Data records
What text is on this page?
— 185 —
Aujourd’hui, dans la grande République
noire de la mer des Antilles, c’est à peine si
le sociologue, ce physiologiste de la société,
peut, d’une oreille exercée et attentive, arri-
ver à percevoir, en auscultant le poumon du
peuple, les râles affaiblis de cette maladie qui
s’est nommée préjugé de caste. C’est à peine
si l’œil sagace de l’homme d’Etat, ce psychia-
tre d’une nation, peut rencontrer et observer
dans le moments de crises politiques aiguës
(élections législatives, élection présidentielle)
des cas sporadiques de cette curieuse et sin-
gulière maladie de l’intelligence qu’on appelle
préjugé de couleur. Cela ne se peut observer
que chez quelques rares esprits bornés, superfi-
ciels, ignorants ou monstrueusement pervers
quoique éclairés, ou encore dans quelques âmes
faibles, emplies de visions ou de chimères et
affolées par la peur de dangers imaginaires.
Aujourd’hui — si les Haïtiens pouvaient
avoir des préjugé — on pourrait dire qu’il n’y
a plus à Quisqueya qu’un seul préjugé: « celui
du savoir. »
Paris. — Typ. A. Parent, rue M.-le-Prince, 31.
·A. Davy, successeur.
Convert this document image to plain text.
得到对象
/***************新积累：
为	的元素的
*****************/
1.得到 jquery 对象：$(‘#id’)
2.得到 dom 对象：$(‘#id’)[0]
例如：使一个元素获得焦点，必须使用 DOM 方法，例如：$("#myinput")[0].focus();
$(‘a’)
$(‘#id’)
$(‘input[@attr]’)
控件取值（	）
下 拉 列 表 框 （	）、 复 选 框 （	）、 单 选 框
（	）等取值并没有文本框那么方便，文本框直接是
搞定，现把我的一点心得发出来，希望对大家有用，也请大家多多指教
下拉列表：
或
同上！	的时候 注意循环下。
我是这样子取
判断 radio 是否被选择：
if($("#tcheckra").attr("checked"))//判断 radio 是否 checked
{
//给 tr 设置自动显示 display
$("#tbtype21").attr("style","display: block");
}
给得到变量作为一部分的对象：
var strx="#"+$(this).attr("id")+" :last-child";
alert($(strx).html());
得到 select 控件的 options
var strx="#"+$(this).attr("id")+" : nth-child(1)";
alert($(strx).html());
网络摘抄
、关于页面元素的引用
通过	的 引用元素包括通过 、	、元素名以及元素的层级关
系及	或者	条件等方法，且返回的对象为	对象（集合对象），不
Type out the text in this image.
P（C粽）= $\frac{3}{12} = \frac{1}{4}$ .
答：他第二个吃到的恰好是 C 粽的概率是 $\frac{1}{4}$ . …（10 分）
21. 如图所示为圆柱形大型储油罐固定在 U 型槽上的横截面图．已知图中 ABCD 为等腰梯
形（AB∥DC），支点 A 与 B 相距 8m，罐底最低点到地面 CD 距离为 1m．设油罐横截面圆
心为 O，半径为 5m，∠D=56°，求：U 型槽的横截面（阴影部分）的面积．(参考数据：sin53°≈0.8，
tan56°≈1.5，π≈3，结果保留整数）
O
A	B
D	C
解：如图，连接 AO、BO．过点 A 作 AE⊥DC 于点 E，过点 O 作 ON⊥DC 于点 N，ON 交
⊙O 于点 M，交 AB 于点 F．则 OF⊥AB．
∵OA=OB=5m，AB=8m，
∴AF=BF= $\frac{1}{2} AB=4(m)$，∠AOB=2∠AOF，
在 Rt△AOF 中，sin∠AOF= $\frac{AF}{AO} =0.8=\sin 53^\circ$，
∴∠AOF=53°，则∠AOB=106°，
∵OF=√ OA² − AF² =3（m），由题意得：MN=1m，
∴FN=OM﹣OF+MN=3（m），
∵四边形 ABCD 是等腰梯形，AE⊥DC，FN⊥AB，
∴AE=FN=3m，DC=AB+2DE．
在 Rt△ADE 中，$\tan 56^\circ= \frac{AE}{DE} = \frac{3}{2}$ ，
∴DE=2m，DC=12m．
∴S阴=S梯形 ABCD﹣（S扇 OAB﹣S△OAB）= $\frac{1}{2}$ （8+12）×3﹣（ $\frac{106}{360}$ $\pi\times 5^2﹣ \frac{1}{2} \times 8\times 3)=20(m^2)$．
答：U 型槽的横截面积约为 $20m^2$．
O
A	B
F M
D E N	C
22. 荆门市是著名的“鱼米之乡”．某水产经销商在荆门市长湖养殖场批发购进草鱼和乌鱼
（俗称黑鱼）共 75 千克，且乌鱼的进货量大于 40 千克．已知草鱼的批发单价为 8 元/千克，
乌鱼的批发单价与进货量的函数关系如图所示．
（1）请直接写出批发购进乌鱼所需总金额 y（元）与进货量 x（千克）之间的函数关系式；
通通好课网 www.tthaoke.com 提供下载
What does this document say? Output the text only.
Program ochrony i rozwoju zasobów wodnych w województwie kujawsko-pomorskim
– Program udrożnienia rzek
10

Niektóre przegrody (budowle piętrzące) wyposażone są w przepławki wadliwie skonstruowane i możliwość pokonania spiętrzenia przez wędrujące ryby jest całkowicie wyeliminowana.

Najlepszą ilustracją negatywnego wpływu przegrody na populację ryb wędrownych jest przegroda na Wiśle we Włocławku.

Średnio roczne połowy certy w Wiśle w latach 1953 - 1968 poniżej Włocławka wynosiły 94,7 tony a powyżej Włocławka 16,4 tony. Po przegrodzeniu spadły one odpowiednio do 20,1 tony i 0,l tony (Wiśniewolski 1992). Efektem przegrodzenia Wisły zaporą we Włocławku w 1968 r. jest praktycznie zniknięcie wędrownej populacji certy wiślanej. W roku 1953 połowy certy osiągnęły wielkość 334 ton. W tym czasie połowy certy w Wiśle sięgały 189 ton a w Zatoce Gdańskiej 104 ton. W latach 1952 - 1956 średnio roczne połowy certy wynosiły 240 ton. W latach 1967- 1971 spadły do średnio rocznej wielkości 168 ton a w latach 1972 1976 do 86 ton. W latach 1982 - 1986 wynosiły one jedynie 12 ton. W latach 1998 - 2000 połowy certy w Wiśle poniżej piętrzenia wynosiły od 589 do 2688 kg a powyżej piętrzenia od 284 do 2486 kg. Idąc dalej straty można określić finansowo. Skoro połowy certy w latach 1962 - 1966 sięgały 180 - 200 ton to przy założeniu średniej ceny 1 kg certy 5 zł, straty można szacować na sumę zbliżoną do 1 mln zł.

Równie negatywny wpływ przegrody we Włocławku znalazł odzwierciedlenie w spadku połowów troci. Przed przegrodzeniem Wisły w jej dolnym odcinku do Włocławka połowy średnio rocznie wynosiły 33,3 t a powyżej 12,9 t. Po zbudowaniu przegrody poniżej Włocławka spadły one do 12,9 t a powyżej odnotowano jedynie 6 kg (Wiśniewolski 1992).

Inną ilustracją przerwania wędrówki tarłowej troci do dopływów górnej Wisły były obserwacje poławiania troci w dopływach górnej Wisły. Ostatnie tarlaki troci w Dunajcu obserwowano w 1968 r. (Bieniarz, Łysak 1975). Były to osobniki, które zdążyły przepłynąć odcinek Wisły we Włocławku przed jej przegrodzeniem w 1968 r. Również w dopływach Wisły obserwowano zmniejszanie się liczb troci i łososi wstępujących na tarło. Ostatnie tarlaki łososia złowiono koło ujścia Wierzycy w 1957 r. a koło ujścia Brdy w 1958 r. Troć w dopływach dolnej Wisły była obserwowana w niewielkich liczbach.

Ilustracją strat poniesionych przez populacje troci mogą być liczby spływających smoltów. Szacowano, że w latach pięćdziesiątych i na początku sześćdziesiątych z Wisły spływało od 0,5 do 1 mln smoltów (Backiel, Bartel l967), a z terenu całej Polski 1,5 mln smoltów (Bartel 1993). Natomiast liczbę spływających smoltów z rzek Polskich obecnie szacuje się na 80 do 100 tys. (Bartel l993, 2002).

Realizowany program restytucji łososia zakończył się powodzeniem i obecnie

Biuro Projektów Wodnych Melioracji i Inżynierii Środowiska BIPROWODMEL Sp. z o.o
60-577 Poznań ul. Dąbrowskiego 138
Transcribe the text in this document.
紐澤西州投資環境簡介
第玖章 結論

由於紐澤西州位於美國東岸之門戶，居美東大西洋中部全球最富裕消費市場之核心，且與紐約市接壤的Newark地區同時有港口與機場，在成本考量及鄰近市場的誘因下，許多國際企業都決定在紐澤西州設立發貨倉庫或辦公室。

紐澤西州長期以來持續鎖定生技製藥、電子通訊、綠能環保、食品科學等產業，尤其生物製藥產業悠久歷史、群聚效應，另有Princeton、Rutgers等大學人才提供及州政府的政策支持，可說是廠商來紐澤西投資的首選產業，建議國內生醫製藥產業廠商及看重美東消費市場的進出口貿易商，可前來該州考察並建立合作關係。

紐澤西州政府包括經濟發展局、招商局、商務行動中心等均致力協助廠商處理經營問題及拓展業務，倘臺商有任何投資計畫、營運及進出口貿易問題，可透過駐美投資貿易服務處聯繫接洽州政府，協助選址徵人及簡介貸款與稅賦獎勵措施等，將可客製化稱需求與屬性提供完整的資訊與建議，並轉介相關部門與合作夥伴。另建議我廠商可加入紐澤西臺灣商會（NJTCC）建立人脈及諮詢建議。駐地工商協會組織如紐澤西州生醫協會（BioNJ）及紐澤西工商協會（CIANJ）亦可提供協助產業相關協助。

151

PROBLEM TO WORK ON - Show all lines from the data above in which the word "this" appears.

FINAL ANSWER -
What text is on this page?
Convert this document image to plain text.
var strx="#"+$(this).attr("id")+" :last-child";
var strx="#"+$(this).attr("id")+" : nth-child(1)";
Type out the text in this image.
What does this document say? Output the text only.
Transcribe the text in this document.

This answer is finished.